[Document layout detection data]
──────

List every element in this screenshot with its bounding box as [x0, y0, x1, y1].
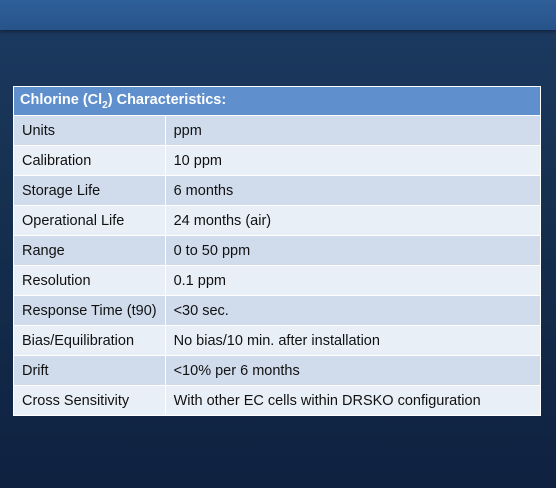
- row-value: 0 to 50 ppm: [164, 235, 542, 266]
- title-subscript: 2: [102, 99, 108, 111]
- title-prefix: Chlorine (Cl: [20, 91, 103, 108]
- row-label: Operational Life: [13, 205, 166, 236]
- chlorine-characteristics-table: Chlorine (Cl2) Characteristics: Units pp…: [13, 86, 542, 416]
- row-value: No bias/10 min. after installation: [164, 325, 542, 356]
- row-label: Drift: [13, 355, 166, 386]
- row-label: Cross Sensitivity: [13, 385, 166, 416]
- table-row: Storage Life 6 months: [13, 175, 542, 206]
- row-label: Calibration: [13, 145, 166, 176]
- table-row: Response Time (t90) <30 sec.: [13, 295, 542, 326]
- table-row: Resolution 0.1 ppm: [13, 265, 542, 296]
- row-label: Bias/Equilibration: [13, 325, 166, 356]
- table-row: Operational Life 24 months (air): [13, 205, 542, 236]
- title-suffix: ) Characteristics:: [107, 91, 227, 108]
- row-value: 24 months (air): [164, 205, 542, 236]
- row-label: Range: [13, 235, 166, 266]
- table-row: Units ppm: [13, 115, 542, 146]
- row-value: 6 months: [164, 175, 542, 206]
- row-value: 10 ppm: [164, 145, 542, 176]
- table-title: Chlorine (Cl2) Characteristics:: [13, 86, 541, 116]
- top-banner: [0, 0, 556, 30]
- row-label: Storage Life: [13, 175, 166, 206]
- row-label: Resolution: [13, 265, 166, 296]
- table-row: Range 0 to 50 ppm: [13, 235, 542, 266]
- row-value: 0.1 ppm: [164, 265, 542, 296]
- table-row: Drift <10% per 6 months: [13, 355, 542, 386]
- table-row: Calibration 10 ppm: [13, 145, 542, 176]
- table-row: Cross Sensitivity With other EC cells wi…: [13, 385, 542, 416]
- row-value: ppm: [164, 115, 542, 146]
- table-row: Bias/Equilibration No bias/10 min. after…: [13, 325, 542, 356]
- row-value: <10% per 6 months: [164, 355, 542, 386]
- table-header-row: Chlorine (Cl2) Characteristics:: [13, 86, 541, 116]
- row-value: <30 sec.: [164, 295, 542, 326]
- row-label: Units: [13, 115, 166, 146]
- row-value: With other EC cells within DRSKO configu…: [164, 385, 542, 416]
- row-label: Response Time (t90): [13, 295, 166, 326]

──────

[What you need to do]: Set down the data above exactly as written. Omit the pictures.

[Result for this task]:
List every element in this screenshot with its bounding box as [x0, y0, x1, y1].
- row-value: 0 to 50 ppm: [164, 235, 542, 266]
- title-subscript: 2: [102, 99, 108, 111]
- title-prefix: Chlorine (Cl: [20, 91, 103, 108]
- row-label: Operational Life: [13, 205, 166, 236]
- chlorine-characteristics-table: Chlorine (Cl2) Characteristics: Units pp…: [13, 86, 542, 416]
- row-value: No bias/10 min. after installation: [164, 325, 542, 356]
- row-label: Drift: [13, 355, 166, 386]
- row-label: Cross Sensitivity: [13, 385, 166, 416]
- table-row: Storage Life 6 months: [13, 175, 542, 206]
- row-label: Calibration: [13, 145, 166, 176]
- table-row: Response Time (t90) <30 sec.: [13, 295, 542, 326]
- table-row: Resolution 0.1 ppm: [13, 265, 542, 296]
- row-label: Bias/Equilibration: [13, 325, 166, 356]
- table-row: Operational Life 24 months (air): [13, 205, 542, 236]
- title-suffix: ) Characteristics:: [107, 91, 227, 108]
- row-value: 24 months (air): [164, 205, 542, 236]
- row-label: Range: [13, 235, 166, 266]
- table-row: Units ppm: [13, 115, 542, 146]
- row-value: 6 months: [164, 175, 542, 206]
- row-value: 10 ppm: [164, 145, 542, 176]
- table-title: Chlorine (Cl2) Characteristics:: [13, 86, 541, 116]
- top-banner: [0, 0, 556, 30]
- row-label: Storage Life: [13, 175, 166, 206]
- row-label: Resolution: [13, 265, 166, 296]
- table-row: Range 0 to 50 ppm: [13, 235, 542, 266]
- row-value: 0.1 ppm: [164, 265, 542, 296]
- table-row: Drift <10% per 6 months: [13, 355, 542, 386]
- table-row: Calibration 10 ppm: [13, 145, 542, 176]
- table-row: Cross Sensitivity With other EC cells wi…: [13, 385, 542, 416]
- row-value: ppm: [164, 115, 542, 146]
- table-row: Bias/Equilibration No bias/10 min. after…: [13, 325, 542, 356]
- row-value: <10% per 6 months: [164, 355, 542, 386]
- table-header-row: Chlorine (Cl2) Characteristics:: [13, 86, 541, 116]
- row-value: <30 sec.: [164, 295, 542, 326]
- row-label: Units: [13, 115, 166, 146]
- row-value: With other EC cells within DRSKO configu…: [164, 385, 542, 416]
- row-label: Response Time (t90): [13, 295, 166, 326]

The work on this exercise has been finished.